WHAT IS EXPECTED =
Everything in the listing must be repeated exactly, apart from the images.

RECORDS TO PROCESS =
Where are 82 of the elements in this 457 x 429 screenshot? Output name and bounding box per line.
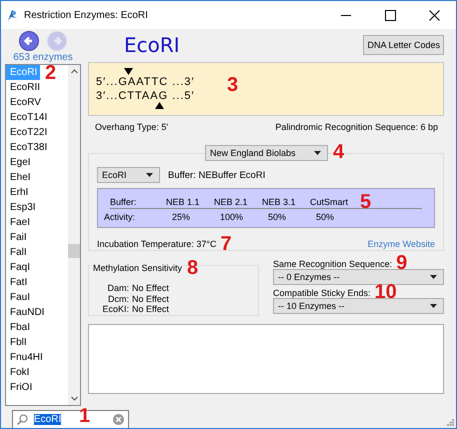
clear-icon[interactable] (113, 414, 124, 425)
strand-end-label: ...3′ (171, 76, 195, 88)
dna-bases: CTTAA (118, 90, 159, 102)
table-cell-text: 50% (267, 212, 288, 222)
caret-icon (430, 275, 437, 279)
table-cell-text: 100% (219, 212, 244, 222)
enzyme-list-item[interactable]: EgeI (6, 155, 34, 170)
table-cell-text: Activity: (104, 212, 136, 222)
enzyme-list-item[interactable]: FbaI (6, 320, 34, 335)
resize-grip-icon[interactable] (447, 419, 454, 426)
enzyme-list-item[interactable]: Fnu4HI (6, 350, 46, 365)
supplier-dropdown[interactable]: New England Biolabs (205, 145, 328, 161)
table-header: CutSmart (310, 197, 350, 207)
overhang-type-text: Overhang Type: 5' (95, 122, 168, 132)
table-header: NEB 1.1 (166, 197, 201, 207)
table-header: Buffer: (110, 197, 138, 207)
caret-icon (314, 151, 321, 155)
enzyme-list-item[interactable]: FatI (6, 275, 30, 290)
dna-bases: G (118, 76, 128, 88)
enzyme-list-item[interactable]: EcoRII (6, 80, 44, 95)
enzyme-list-item[interactable]: Esp3I (6, 200, 39, 215)
window-title: Restriction Enzymes: EcoRI (24, 10, 149, 20)
cut-site-marker-icon (124, 68, 133, 75)
scrollbar-thumb[interactable] (68, 244, 80, 258)
search-icon (17, 414, 28, 425)
caret-icon (146, 173, 153, 177)
enzyme-title: EcoRI (124, 33, 180, 57)
methylation-label: Dam: (106, 283, 129, 294)
table-header: NEB 3.1 (262, 197, 297, 207)
methylation-value: No Effect (132, 294, 170, 304)
enzyme-list-item[interactable]: EcoT22I (6, 125, 50, 140)
callout-number: 3 (227, 75, 240, 95)
enzyme-list-item[interactable]: FaqI (6, 260, 34, 275)
close-icon[interactable] (428, 10, 440, 20)
enzyme-dropdown[interactable]: EcoRI (97, 167, 160, 183)
enzyme-list-item[interactable]: FokI (6, 365, 32, 380)
methylation-value: No Effect (132, 283, 170, 294)
callout-number: 2 (45, 63, 56, 83)
enzyme-list-item[interactable]: ErhI (6, 185, 32, 200)
caret-icon (430, 304, 437, 308)
dna-bases: G (158, 90, 168, 102)
same-recognition-dropdown[interactable]: -- 0 Enzymes -- (273, 269, 444, 285)
cut-site-marker-icon (154, 102, 164, 109)
table-cell-text: 25% (171, 212, 192, 222)
enzyme-list-item[interactable]: EheI (6, 170, 34, 185)
maximize-icon[interactable] (384, 10, 396, 20)
table-header: NEB 2.1 (214, 197, 249, 207)
enzyme-list-item[interactable]: FalI (6, 245, 30, 260)
enzyme-website-link[interactable]: Enzyme Website (368, 239, 435, 249)
buffer-text: Buffer: NEBuffer EcoRI (168, 170, 266, 180)
incubation-temperature-text: Incubation Temperature: 37°C (97, 239, 217, 249)
enzyme-list-item[interactable]: FauNDI (6, 305, 48, 320)
enzyme-list-item[interactable]: EcoT38I (6, 140, 50, 155)
app-logo-icon (7, 8, 18, 22)
scrollbar[interactable] (68, 65, 80, 405)
callout-number: 5 (360, 192, 372, 212)
strand-end-label: 5′... (96, 76, 118, 88)
callout-number: 8 (187, 258, 198, 278)
group-title: Methylation Sensitivity (92, 263, 184, 273)
dna-letter-codes-button[interactable]: DNA Letter Codes (363, 35, 444, 55)
enzyme-list-item[interactable]: FaeI (6, 215, 34, 230)
field-label: Compatible Sticky Ends: (273, 288, 371, 298)
enzyme-count: 653 enzymes (12, 52, 74, 63)
enzyme-list-item[interactable]: FauI (6, 290, 34, 305)
strand-end-label: ...5′ (171, 90, 195, 102)
strand-end-label: 3′... (96, 90, 118, 102)
callout-number: 7 (220, 234, 232, 254)
enzyme-list-item[interactable]: FaiI (6, 230, 30, 245)
dna-bases: AATTC (128, 76, 168, 88)
field-label: Same Recognition Sequence: (273, 259, 392, 269)
back-arrow-button[interactable] (19, 31, 39, 51)
methylation-label: Dcm: (107, 294, 129, 304)
table-cell-text: 50% (315, 212, 336, 222)
enzyme-list-item[interactable]: FriOI (6, 380, 36, 395)
palindromic-sequence-text: Palindromic Recognition Sequence: 6 bp (275, 122, 438, 132)
methylation-value: No Effect (132, 304, 170, 314)
methylation-label: EcoKI: (101, 304, 129, 314)
enzyme-list-item[interactable]: EcoT14I (6, 110, 50, 125)
callout-number: 4 (333, 142, 344, 162)
sticky-ends-dropdown[interactable]: -- 10 Enzymes -- (273, 298, 444, 314)
enzyme-list-item[interactable]: FblI (6, 335, 30, 350)
enzyme-list-item[interactable]: EcoRV (6, 95, 44, 110)
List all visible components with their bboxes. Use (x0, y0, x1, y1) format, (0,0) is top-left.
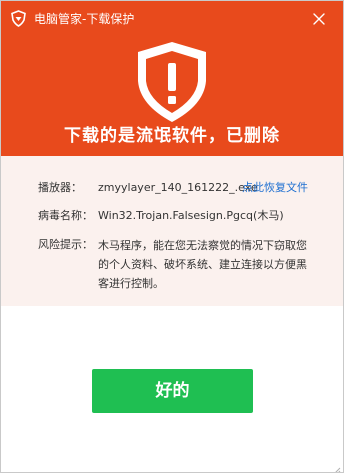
risk-description: 木马程序，能在您无法察觉的情况下窃取您的个人资料、破坏系统、建立连接以方便黑客进… (98, 239, 307, 290)
risk-label: 风险提示： (38, 238, 93, 251)
player-label: 播放器： (38, 181, 82, 194)
download-protection-dialog: 电脑管家-下载保护 下载的是流氓软件，已删除 播放器： zmyylayer_14… (0, 0, 344, 473)
resize-grip-icon[interactable] (331, 460, 341, 472)
threat-details-panel: 播放器： zmyylayer_140_161222_.exe 点此恢复文件 病毒… (1, 156, 343, 306)
warning-shield-icon (132, 39, 212, 125)
alert-headline: 下载的是流氓软件，已删除 (64, 126, 280, 146)
tencent-pc-manager-shield-icon (10, 10, 27, 27)
player-file-name: zmyylayer_140_161222_.exe (98, 181, 258, 194)
alert-header: 电脑管家-下载保护 下载的是流氓软件，已删除 (1, 1, 343, 156)
close-icon (313, 13, 325, 25)
close-button[interactable] (307, 7, 331, 31)
ok-button[interactable]: 好的 (92, 369, 253, 413)
virus-name: Win32.Trojan.Falsesign.Pgcq(木马) (98, 209, 284, 222)
recover-file-link[interactable]: 点此恢复文件 (242, 180, 308, 196)
window-title: 电脑管家-下载保护 (34, 12, 135, 26)
virus-label: 病毒名称： (38, 209, 93, 222)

SOLUTION =
Where are 82 of the elements in this 457 x 429 screenshot? Output name and bounding box per line.
clear-icon[interactable] (113, 414, 124, 425)
strand-end-label: ...3′ (171, 76, 195, 88)
dna-bases: CTTAA (118, 90, 159, 102)
table-cell-text: 50% (267, 212, 288, 222)
caret-icon (430, 275, 437, 279)
table-cell-text: 100% (219, 212, 244, 222)
enzyme-list-item[interactable]: EgeI (6, 155, 34, 170)
table-cell-text: Activity: (104, 212, 136, 222)
enzyme-list-item[interactable]: FbaI (6, 320, 34, 335)
resize-grip-icon[interactable] (447, 419, 454, 426)
enzyme-list-item[interactable]: Fnu4HI (6, 350, 46, 365)
supplier-dropdown[interactable]: New England Biolabs (205, 145, 328, 161)
table-header: CutSmart (310, 197, 350, 207)
overhang-type-text: Overhang Type: 5' (95, 122, 168, 132)
table-header: NEB 1.1 (166, 197, 201, 207)
table-header: Buffer: (110, 197, 138, 207)
caret-icon (314, 151, 321, 155)
enzyme-list-item[interactable]: FatI (6, 275, 30, 290)
dna-bases: G (118, 76, 128, 88)
enzyme-list-item[interactable]: EcoRII (6, 80, 44, 95)
enzyme-list-item[interactable]: Esp3I (6, 200, 39, 215)
window-title: Restriction Enzymes: EcoRI (24, 10, 149, 20)
cut-site-marker-icon (124, 68, 133, 75)
scrollbar-thumb[interactable] (68, 244, 80, 258)
search-icon (17, 414, 28, 425)
caret-icon (146, 173, 153, 177)
enzyme-title: EcoRI (124, 33, 180, 57)
methylation-label: Dam: (106, 283, 129, 294)
table-header: NEB 3.1 (262, 197, 297, 207)
methylation-value: No Effect (132, 294, 170, 304)
enzyme-list-item[interactable]: EcoT22I (6, 125, 50, 140)
callout-number: 3 (227, 75, 240, 95)
enzyme-list-item[interactable]: FaqI (6, 260, 34, 275)
close-icon[interactable] (428, 10, 440, 20)
enzyme-dropdown[interactable]: EcoRI (97, 167, 160, 183)
enzyme-list-item[interactable]: FokI (6, 365, 32, 380)
methylation-value: No Effect (132, 283, 170, 294)
callout-number: 2 (45, 63, 56, 83)
enzyme-list-item[interactable]: ErhI (6, 185, 32, 200)
caret-icon (430, 304, 437, 308)
dna-bases: G (158, 90, 168, 102)
same-recognition-dropdown[interactable]: -- 0 Enzymes -- (273, 269, 444, 285)
cut-site-marker-icon (154, 102, 164, 109)
table-cell-text: 25% (171, 212, 192, 222)
enzyme-list-item[interactable]: EheI (6, 170, 34, 185)
maximize-icon[interactable] (384, 10, 396, 20)
table-header: NEB 2.1 (214, 197, 249, 207)
enzyme-list-item[interactable]: FalI (6, 245, 30, 260)
enzyme-website-link[interactable]: Enzyme Website (368, 239, 435, 249)
buffer-text: Buffer: NEBuffer EcoRI (168, 170, 266, 180)
incubation-temperature-text: Incubation Temperature: 37°C (97, 239, 217, 249)
enzyme-list-item[interactable]: FauNDI (6, 305, 48, 320)
enzyme-list-item[interactable]: EcoT38I (6, 140, 50, 155)
app-logo-icon (7, 8, 18, 22)
scrollbar[interactable] (68, 65, 80, 405)
callout-number: 5 (360, 192, 372, 212)
strand-end-label: 5′... (96, 76, 118, 88)
callout-number: 8 (187, 258, 198, 278)
group-title: Methylation Sensitivity (92, 263, 184, 273)
dna-letter-codes-button[interactable]: DNA Letter Codes (363, 35, 444, 55)
enzyme-list-item[interactable]: FaeI (6, 215, 34, 230)
field-label: Compatible Sticky Ends: (273, 288, 371, 298)
enzyme-count: 653 enzymes (12, 52, 74, 63)
enzyme-list-item[interactable]: FauI (6, 290, 34, 305)
strand-end-label: ...5′ (171, 90, 195, 102)
strand-end-label: 3′... (96, 90, 118, 102)
callout-number: 7 (220, 234, 232, 254)
enzyme-list-item[interactable]: FaiI (6, 230, 30, 245)
dna-bases: AATTC (128, 76, 168, 88)
field-label: Same Recognition Sequence: (273, 259, 392, 269)
back-arrow-button[interactable] (19, 31, 39, 51)
methylation-label: Dcm: (107, 294, 129, 304)
table-cell-text: 50% (315, 212, 336, 222)
enzyme-list-item[interactable]: FriOI (6, 380, 36, 395)
palindromic-sequence-text: Palindromic Recognition Sequence: 6 bp (275, 122, 438, 132)
methylation-value: No Effect (132, 304, 170, 314)
methylation-label: EcoKI: (101, 304, 129, 314)
enzyme-list-item[interactable]: EcoT14I (6, 110, 50, 125)
callout-number: 4 (333, 142, 344, 162)
sticky-ends-dropdown[interactable]: -- 10 Enzymes -- (273, 298, 444, 314)
enzyme-list-item[interactable]: FblI (6, 335, 30, 350)
enzyme-list-item[interactable]: EcoRV (6, 95, 44, 110)
List all visible components with their bboxes. Use (x0, y0, x1, y1) format, (0,0) is top-left.
risk-description: 木马程序，能在您无法察觉的情况下窃取您的个人资料、破坏系统、建立连接以方便黑客进… (98, 239, 307, 290)
risk-label: 风险提示： (38, 238, 93, 251)
player-label: 播放器： (38, 181, 82, 194)
download-protection-dialog: 电脑管家-下载保护 下载的是流氓软件，已删除 播放器： zmyylayer_14… (0, 0, 344, 473)
resize-grip-icon[interactable] (331, 460, 341, 472)
threat-details-panel: 播放器： zmyylayer_140_161222_.exe 点此恢复文件 病毒… (1, 156, 343, 306)
warning-shield-icon (132, 39, 212, 125)
alert-headline: 下载的是流氓软件，已删除 (64, 126, 280, 146)
tencent-pc-manager-shield-icon (10, 10, 27, 27)
player-file-name: zmyylayer_140_161222_.exe (98, 181, 258, 194)
alert-header: 电脑管家-下载保护 下载的是流氓软件，已删除 (1, 1, 343, 156)
close-icon (313, 13, 325, 25)
close-button[interactable] (307, 7, 331, 31)
ok-button[interactable]: 好的 (92, 369, 253, 413)
virus-name: Win32.Trojan.Falsesign.Pgcq(木马) (98, 209, 284, 222)
recover-file-link[interactable]: 点此恢复文件 (242, 180, 308, 196)
window-title: 电脑管家-下载保护 (34, 12, 135, 26)
virus-label: 病毒名称： (38, 209, 93, 222)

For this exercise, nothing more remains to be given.